▶ **Prompt**:
Go through the entries below, tally each line with the string "screenshot", and give the final number by itself.

▶ **Stored data entries**:
◆ ◆ ◆ ◆ ◆

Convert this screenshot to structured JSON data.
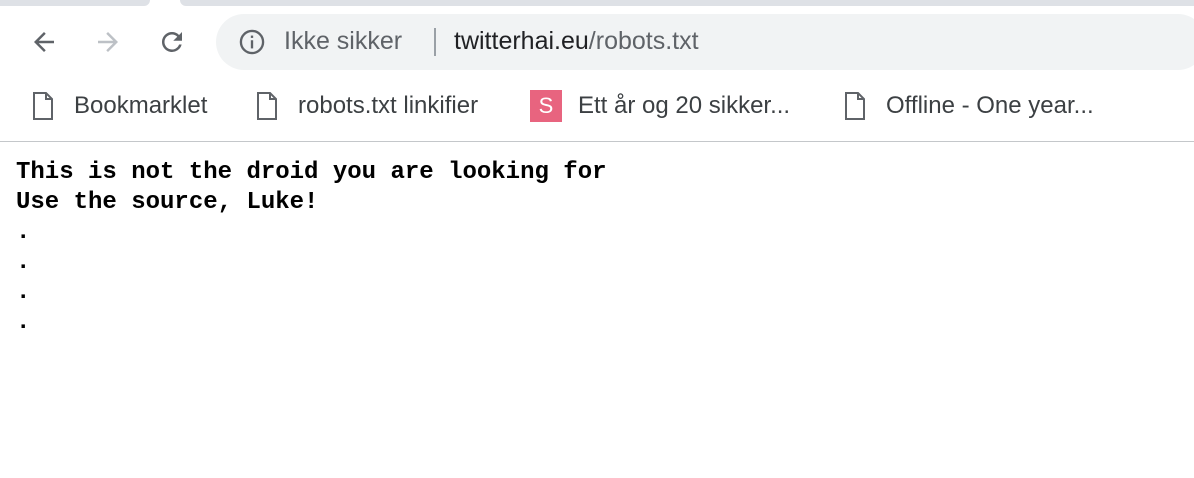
{
  "browser": {
    "icons": {
      "back": "arrow-left-icon",
      "forward": "arrow-right-icon",
      "reload": "reload-icon",
      "site_info": "info-icon"
    },
    "omnibox": {
      "security_label": "Ikke sikker",
      "url_host": "twitterhai.eu",
      "url_path": "/robots.txt"
    },
    "bookmarks": [
      {
        "label": "Bookmarklet",
        "icon": "page-icon"
      },
      {
        "label": "robots.txt linkifier",
        "icon": "page-icon"
      },
      {
        "label": "Ett år og 20 sikker...",
        "icon": "s-favicon",
        "icon_letter": "S",
        "icon_color": "#e8647f"
      },
      {
        "label": "Offline - One year...",
        "icon": "page-icon"
      }
    ]
  },
  "page": {
    "lines": [
      "This is not the droid you are looking for",
      "Use the source, Luke!",
      ".",
      ".",
      ".",
      "."
    ]
  }
}
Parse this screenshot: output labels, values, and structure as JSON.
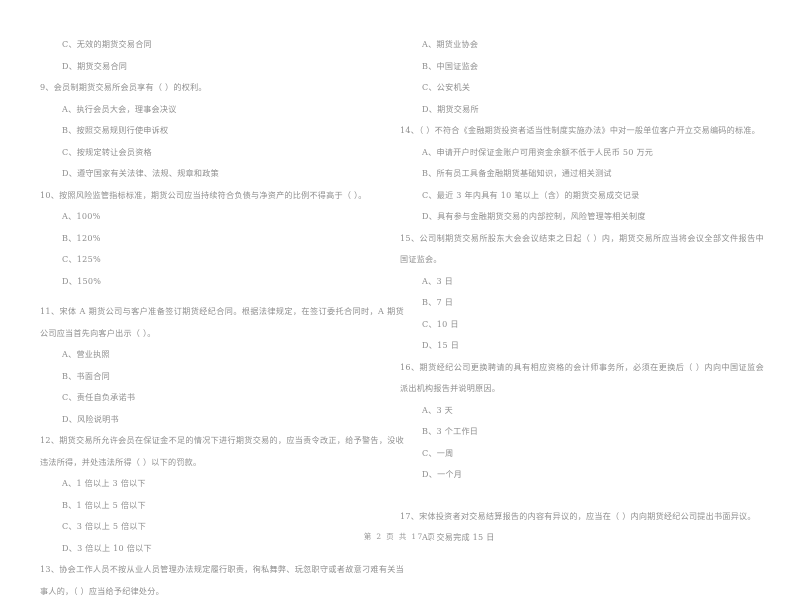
{
  "document": {
    "footer": "第 2 页 共 17 页",
    "page_number": 2,
    "total_pages": 17,
    "background_color": "#ffffff",
    "text_color": "#5f5f5f"
  },
  "left_column": {
    "trailing_options_of_previous_question": [
      "C、无效的期货交易合同",
      "D、期货交易合同"
    ],
    "questions": [
      {
        "number": "9",
        "stem": "9、会员制期货交易所会员享有（    ）的权利。",
        "options": [
          "A、执行会员大会，理事会决议",
          "B、按照交易规则行使申诉权",
          "C、按规定转让会员资格",
          "D、遵守国家有关法律、法规、规章和政策"
        ]
      },
      {
        "number": "10",
        "stem": "10、按照风险监管指标标准，期货公司应当持续符合负债与净资产的比例不得高于（    ）。",
        "options": [
          "A、100%",
          "B、120%",
          "C、125%",
          "D、150%"
        ]
      },
      {
        "number": "11",
        "stem": "11、宋体 A 期货公司与客户准备签订期货经纪合同。根据法律规定，在签订委托合同时，A 期货公司应当首先向客户出示（    ）。",
        "options": [
          "A、营业执照",
          "B、书面合同",
          "C、责任自负承诺书",
          "D、风险说明书"
        ]
      },
      {
        "number": "12",
        "stem": "12、期货交易所允许会员在保证金不足的情况下进行期货交易的，应当责令改正，给予警告，没收违法所得，并处违法所得（    ）以下的罚款。",
        "options": [
          "A、1 倍以上 3 倍以下",
          "B、1 倍以上 5 倍以下",
          "C、3 倍以上 5 倍以下",
          "D、3 倍以上 10 倍以下"
        ]
      },
      {
        "number": "13",
        "stem": "13、协会工作人员不按从业人员管理办法规定履行职责，徇私舞弊、玩忽职守或者故意刁难有关当事人的，（    ）应当给予纪律处分。",
        "options": []
      }
    ]
  },
  "right_column": {
    "trailing_options_of_previous_question": [
      "A、期货业协会",
      "B、中国证监会",
      "C、公安机关",
      "D、期货交易所"
    ],
    "questions": [
      {
        "number": "14",
        "stem": "14、（    ）不符合《金融期货投资者适当性制度实施办法》中对一般单位客户开立交易编码的标准。",
        "options": [
          "A、申请开户时保证金账户可用资金余额不低于人民币 50 万元",
          "B、所有员工具备金融期货基础知识，通过相关测试",
          "C、最近 3 年内具有 10 笔以上（含）的期货交易成交记录",
          "D、具有参与金融期货交易的内部控制，风险管理等相关制度"
        ]
      },
      {
        "number": "15",
        "stem": "15、公司制期货交易所股东大会会议结束之日起（    ）内，期货交易所应当将会议全部文件报告中国证监会。",
        "options": [
          "A、3 日",
          "B、7 日",
          "C、10 日",
          "D、15 日"
        ]
      },
      {
        "number": "16",
        "stem": "16、期货经纪公司更换聘请的具有相应资格的会计师事务所，必须在更换后（    ）内向中国证监会派出机构报告并说明原因。",
        "options": [
          "A、3 天",
          "B、3 个工作日",
          "C、一周",
          "D、一个月"
        ]
      },
      {
        "number": "17",
        "stem": "17、宋体投资者对交易结算报告的内容有异议的，应当在（    ）内向期货经纪公司提出书面异议。",
        "options": [
          "A、交易完成 15 日"
        ]
      }
    ]
  }
}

◆ ◆ ◆ ◆ ◆

▶ **Answer to the problem**:
2